◆ EXERCISE INPUT ◆
## start
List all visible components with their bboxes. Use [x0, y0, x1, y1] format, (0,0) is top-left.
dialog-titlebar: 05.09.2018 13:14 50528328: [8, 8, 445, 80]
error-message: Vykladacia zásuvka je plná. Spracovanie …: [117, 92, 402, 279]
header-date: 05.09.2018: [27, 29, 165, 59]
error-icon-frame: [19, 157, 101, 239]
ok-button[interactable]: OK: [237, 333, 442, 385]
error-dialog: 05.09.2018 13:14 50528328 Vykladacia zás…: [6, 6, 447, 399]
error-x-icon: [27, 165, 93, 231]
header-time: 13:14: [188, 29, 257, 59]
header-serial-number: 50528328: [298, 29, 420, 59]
## end
◆ PROMPT ◆
Reproduce every one of the rows above character for character, with nothing added, dropped, or changed.

◆ SOLUTION ◆
List all visible components with their bboxes. Use [x0, y0, x1, y1] format, (0,0) is top-left.
dialog-titlebar: 05.09.2018 13:14 50528328: [8, 8, 445, 80]
error-message: Vykladacia zásuvka je plná. Spracovanie …: [117, 92, 402, 279]
header-date: 05.09.2018: [27, 29, 165, 59]
error-icon-frame: [19, 157, 101, 239]
ok-button[interactable]: OK: [237, 333, 442, 385]
error-dialog: 05.09.2018 13:14 50528328 Vykladacia zás…: [6, 6, 447, 399]
error-x-icon: [27, 165, 93, 231]
header-time: 13:14: [188, 29, 257, 59]
header-serial-number: 50528328: [298, 29, 420, 59]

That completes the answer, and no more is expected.